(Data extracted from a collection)

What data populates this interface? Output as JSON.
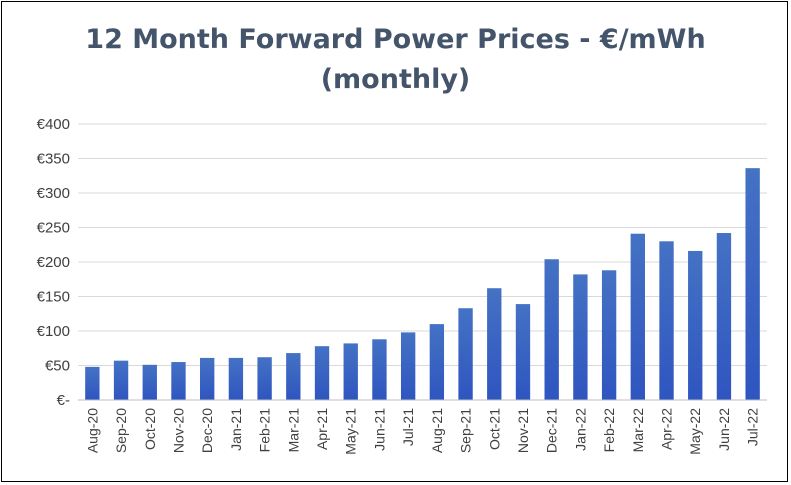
{
  "chart_data": {
    "type": "bar",
    "title_lines": [
      "12 Month Forward Power Prices - €/mWh",
      "(monthly)"
    ],
    "categories": [
      "Aug-20",
      "Sep-20",
      "Oct-20",
      "Nov-20",
      "Dec-20",
      "Jan-21",
      "Feb-21",
      "Mar-21",
      "Apr-21",
      "May-21",
      "Jun-21",
      "Jul-21",
      "Aug-21",
      "Sep-21",
      "Oct-21",
      "Nov-21",
      "Dec-21",
      "Jan-22",
      "Feb-22",
      "Mar-22",
      "Apr-22",
      "May-22",
      "Jun-22",
      "Jul-22"
    ],
    "values": [
      48,
      57,
      51,
      55,
      61,
      61,
      62,
      68,
      78,
      82,
      88,
      98,
      110,
      133,
      162,
      139,
      204,
      182,
      188,
      241,
      230,
      216,
      242,
      336
    ],
    "y_tick_labels": [
      "€-",
      "€50",
      "€100",
      "€150",
      "€200",
      "€250",
      "€300",
      "€350",
      "€400"
    ],
    "y_ticks": [
      0,
      50,
      100,
      150,
      200,
      250,
      300,
      350,
      400
    ],
    "ylim": [
      0,
      400
    ],
    "grid": true,
    "legend": "none",
    "colors": {
      "bar_top": "#4472C4",
      "bar_bottom": "#2F55C0",
      "grid": "#D9D9D9",
      "title": "#44546A",
      "text": "#404040"
    }
  }
}
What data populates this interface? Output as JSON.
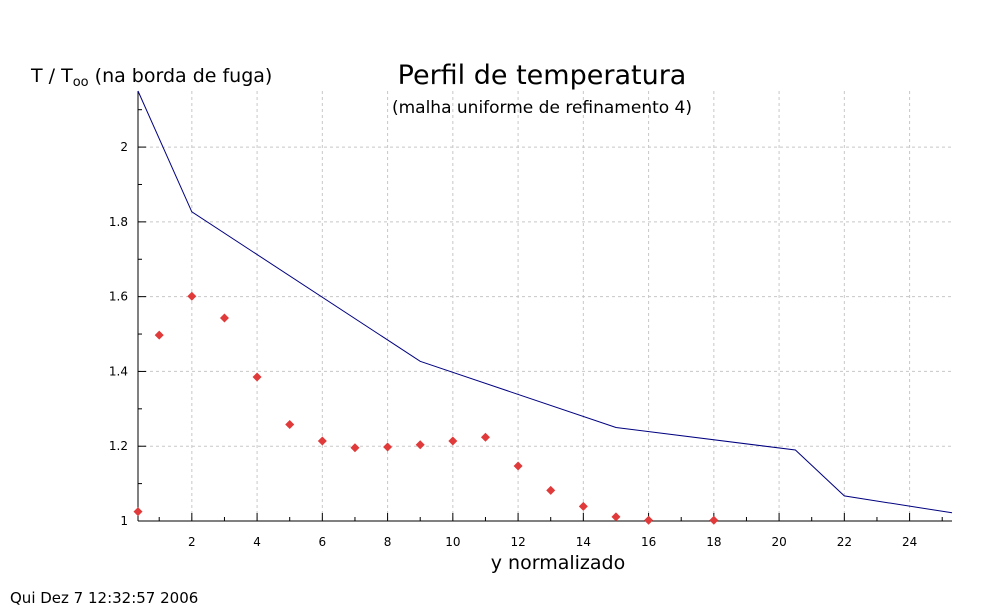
{
  "chart_data": {
    "type": "line",
    "title": "Perfil de temperatura",
    "subtitle": "(malha uniforme de refinamento 4)",
    "xlabel": "y normalizado",
    "ylabel": "T / T",
    "ylabel_subscript": "oo",
    "ylabel_suffix": " (na borda de fuga)",
    "xlim": [
      0.35,
      25.3
    ],
    "ylim": [
      1.0,
      2.15
    ],
    "x_ticks": [
      2,
      4,
      6,
      8,
      10,
      12,
      14,
      16,
      18,
      20,
      22,
      24
    ],
    "y_ticks": [
      1,
      1.2,
      1.4,
      1.6,
      1.8,
      2
    ],
    "y_tick_labels": [
      "1",
      "1.2",
      "1.4",
      "1.6",
      "1.8",
      "2"
    ],
    "grid": true,
    "legend": "none",
    "series": [
      {
        "style": "line",
        "color": "#000080",
        "x": [
          0.35,
          2,
          9,
          15,
          20.5,
          22,
          25.3
        ],
        "y": [
          2.15,
          1.827,
          1.427,
          1.25,
          1.19,
          1.067,
          1.022
        ]
      },
      {
        "style": "markers",
        "marker": "diamond",
        "color": "#e03a3a",
        "x": [
          0.35,
          1,
          2,
          3,
          4,
          5,
          6,
          7,
          8,
          9,
          10,
          11,
          12,
          13,
          14,
          15,
          16,
          18
        ],
        "y": [
          1.025,
          1.497,
          1.601,
          1.543,
          1.385,
          1.258,
          1.214,
          1.196,
          1.198,
          1.204,
          1.214,
          1.224,
          1.147,
          1.082,
          1.039,
          1.011,
          1.002,
          1.002
        ]
      }
    ]
  },
  "footer": {
    "timestamp": "Qui Dez 7 12:32:57 2006"
  }
}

(GIVEN TASK) The records above are to be reproduced exactly; the pictures are to be left out.

(EXPECTED ANSWER)
What data populates this interface? Output as JSON.
{
  "chart_data": {
    "type": "bar",
    "title_lines": [
      "12 Month Forward Power Prices - €/mWh",
      "(monthly)"
    ],
    "categories": [
      "Aug-20",
      "Sep-20",
      "Oct-20",
      "Nov-20",
      "Dec-20",
      "Jan-21",
      "Feb-21",
      "Mar-21",
      "Apr-21",
      "May-21",
      "Jun-21",
      "Jul-21",
      "Aug-21",
      "Sep-21",
      "Oct-21",
      "Nov-21",
      "Dec-21",
      "Jan-22",
      "Feb-22",
      "Mar-22",
      "Apr-22",
      "May-22",
      "Jun-22",
      "Jul-22"
    ],
    "values": [
      48,
      57,
      51,
      55,
      61,
      61,
      62,
      68,
      78,
      82,
      88,
      98,
      110,
      133,
      162,
      139,
      204,
      182,
      188,
      241,
      230,
      216,
      242,
      336
    ],
    "y_tick_labels": [
      "€-",
      "€50",
      "€100",
      "€150",
      "€200",
      "€250",
      "€300",
      "€350",
      "€400"
    ],
    "y_ticks": [
      0,
      50,
      100,
      150,
      200,
      250,
      300,
      350,
      400
    ],
    "ylim": [
      0,
      400
    ],
    "grid": true,
    "legend": "none",
    "colors": {
      "bar_top": "#4472C4",
      "bar_bottom": "#2F55C0",
      "grid": "#D9D9D9",
      "title": "#44546A",
      "text": "#404040"
    }
  }
}
What data populates this interface? Output as JSON.
{
  "chart_data": {
    "type": "line",
    "title": "Perfil de temperatura",
    "subtitle": "(malha uniforme de refinamento 4)",
    "xlabel": "y normalizado",
    "ylabel": "T / T",
    "ylabel_subscript": "oo",
    "ylabel_suffix": " (na borda de fuga)",
    "xlim": [
      0.35,
      25.3
    ],
    "ylim": [
      1.0,
      2.15
    ],
    "x_ticks": [
      2,
      4,
      6,
      8,
      10,
      12,
      14,
      16,
      18,
      20,
      22,
      24
    ],
    "y_ticks": [
      1,
      1.2,
      1.4,
      1.6,
      1.8,
      2
    ],
    "y_tick_labels": [
      "1",
      "1.2",
      "1.4",
      "1.6",
      "1.8",
      "2"
    ],
    "grid": true,
    "legend": "none",
    "series": [
      {
        "style": "line",
        "color": "#000080",
        "x": [
          0.35,
          2,
          9,
          15,
          20.5,
          22,
          25.3
        ],
        "y": [
          2.15,
          1.827,
          1.427,
          1.25,
          1.19,
          1.067,
          1.022
        ]
      },
      {
        "style": "markers",
        "marker": "diamond",
        "color": "#e03a3a",
        "x": [
          0.35,
          1,
          2,
          3,
          4,
          5,
          6,
          7,
          8,
          9,
          10,
          11,
          12,
          13,
          14,
          15,
          16,
          18
        ],
        "y": [
          1.025,
          1.497,
          1.601,
          1.543,
          1.385,
          1.258,
          1.214,
          1.196,
          1.198,
          1.204,
          1.214,
          1.224,
          1.147,
          1.082,
          1.039,
          1.011,
          1.002,
          1.002
        ]
      }
    ]
  },
  "footer": {
    "timestamp": "Qui Dez 7 12:32:57 2006"
  }
}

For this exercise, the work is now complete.